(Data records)

## Start

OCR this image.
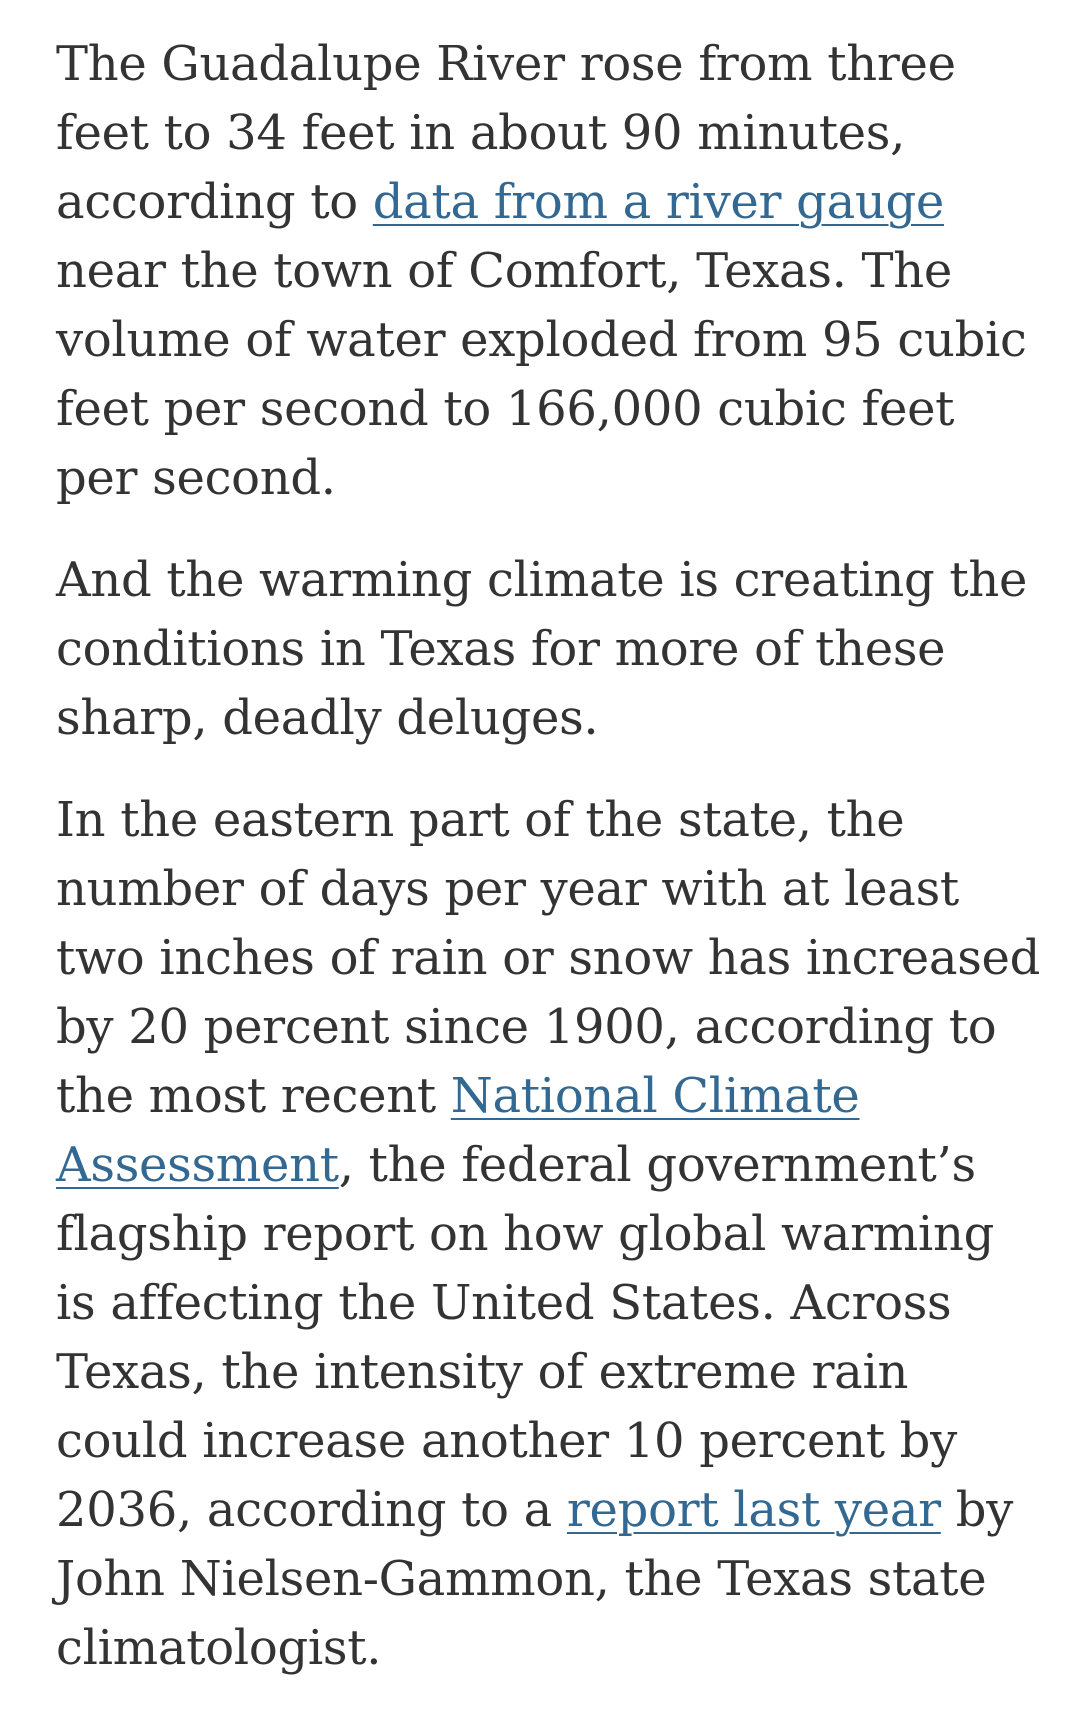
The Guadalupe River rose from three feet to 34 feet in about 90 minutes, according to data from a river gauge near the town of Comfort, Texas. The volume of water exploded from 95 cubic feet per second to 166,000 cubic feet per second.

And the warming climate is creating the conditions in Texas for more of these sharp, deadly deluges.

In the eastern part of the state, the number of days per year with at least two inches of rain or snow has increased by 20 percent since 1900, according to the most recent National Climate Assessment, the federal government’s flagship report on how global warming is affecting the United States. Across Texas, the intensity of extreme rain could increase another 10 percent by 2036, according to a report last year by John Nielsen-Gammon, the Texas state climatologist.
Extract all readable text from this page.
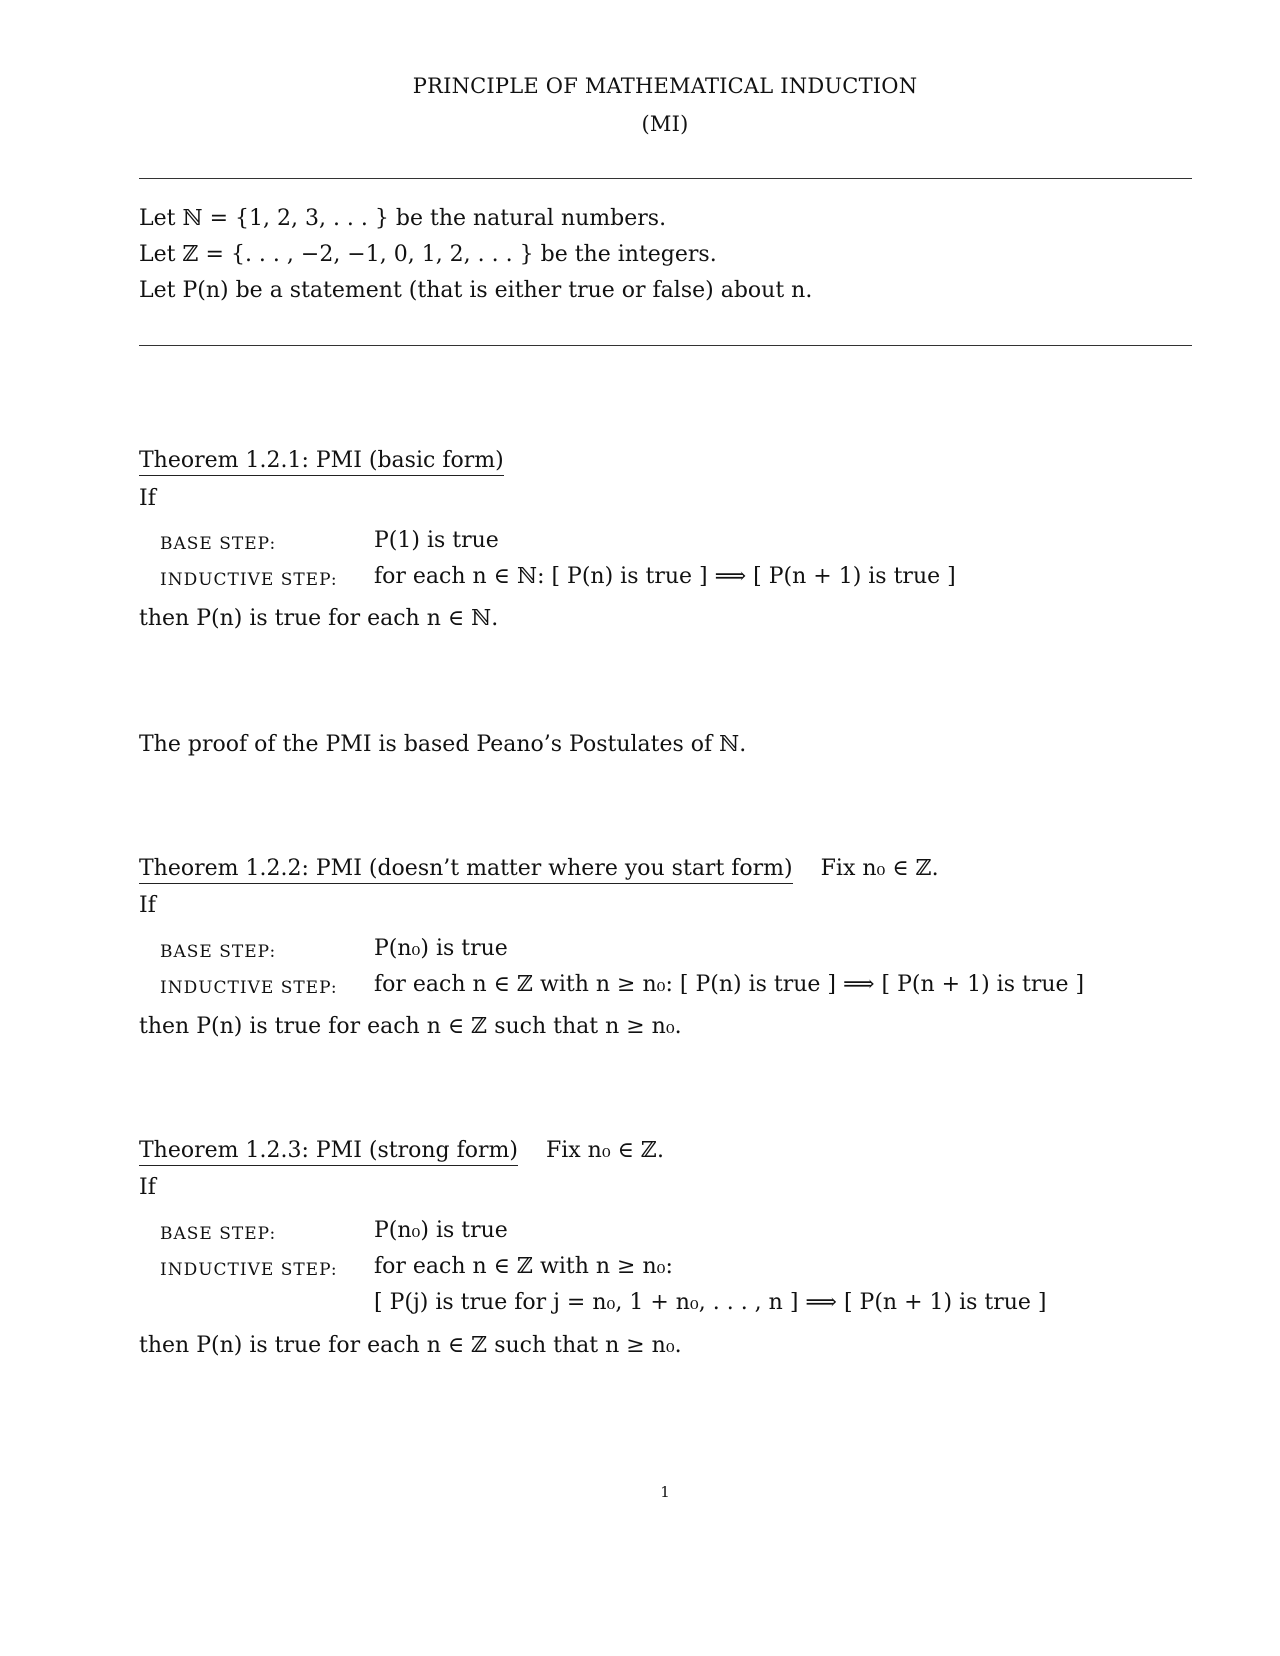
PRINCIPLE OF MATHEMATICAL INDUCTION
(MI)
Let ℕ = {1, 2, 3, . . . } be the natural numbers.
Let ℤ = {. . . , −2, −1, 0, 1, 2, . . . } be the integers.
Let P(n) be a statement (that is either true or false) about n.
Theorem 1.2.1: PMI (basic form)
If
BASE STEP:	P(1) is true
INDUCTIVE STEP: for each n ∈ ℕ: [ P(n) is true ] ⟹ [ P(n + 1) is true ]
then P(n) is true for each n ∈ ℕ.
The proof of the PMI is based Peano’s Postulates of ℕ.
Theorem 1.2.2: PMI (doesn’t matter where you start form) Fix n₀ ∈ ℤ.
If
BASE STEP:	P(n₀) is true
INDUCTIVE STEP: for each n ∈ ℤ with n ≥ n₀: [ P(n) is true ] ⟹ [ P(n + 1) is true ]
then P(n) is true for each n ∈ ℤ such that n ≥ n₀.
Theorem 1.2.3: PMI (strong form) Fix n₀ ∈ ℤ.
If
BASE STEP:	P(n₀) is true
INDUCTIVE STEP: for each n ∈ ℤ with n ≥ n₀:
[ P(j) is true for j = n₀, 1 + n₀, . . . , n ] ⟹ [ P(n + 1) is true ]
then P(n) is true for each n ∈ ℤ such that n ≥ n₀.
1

## End

§ SHORT TASK
Reproduce all of the data exactly, omitting each picture it holds.

§ EXERCISE OUTPUT
OCR this image.
The Guadalupe River rose from three feet to 34 feet in about 90 minutes, according to data from a river gauge near the town of Comfort, Texas. The volume of water exploded from 95 cubic feet per second to 166,000 cubic feet per second.

And the warming climate is creating the conditions in Texas for more of these sharp, deadly deluges.

In the eastern part of the state, the number of days per year with at least two inches of rain or snow has increased by 20 percent since 1900, according to the most recent National Climate Assessment, the federal government’s flagship report on how global warming is affecting the United States. Across Texas, the intensity of extreme rain could increase another 10 percent by 2036, according to a report last year by John Nielsen-Gammon, the Texas state climatologist.
Extract all readable text from this page.
PRINCIPLE OF MATHEMATICAL INDUCTION
(MI)
Let ℕ = {1, 2, 3, . . . } be the natural numbers.
Let ℤ = {. . . , −2, −1, 0, 1, 2, . . . } be the integers.
Let P(n) be a statement (that is either true or false) about n.
Theorem 1.2.1: PMI (basic form)
If
BASE STEP:	P(1) is true
INDUCTIVE STEP: for each n ∈ ℕ: [ P(n) is true ] ⟹ [ P(n + 1) is true ]
then P(n) is true for each n ∈ ℕ.
The proof of the PMI is based Peano’s Postulates of ℕ.
Theorem 1.2.2: PMI (doesn’t matter where you start form) Fix n₀ ∈ ℤ.
If
BASE STEP:	P(n₀) is true
INDUCTIVE STEP: for each n ∈ ℤ with n ≥ n₀: [ P(n) is true ] ⟹ [ P(n + 1) is true ]
then P(n) is true for each n ∈ ℤ such that n ≥ n₀.
Theorem 1.2.3: PMI (strong form) Fix n₀ ∈ ℤ.
If
BASE STEP:	P(n₀) is true
INDUCTIVE STEP: for each n ∈ ℤ with n ≥ n₀:
[ P(j) is true for j = n₀, 1 + n₀, . . . , n ] ⟹ [ P(n + 1) is true ]
then P(n) is true for each n ∈ ℤ such that n ≥ n₀.
1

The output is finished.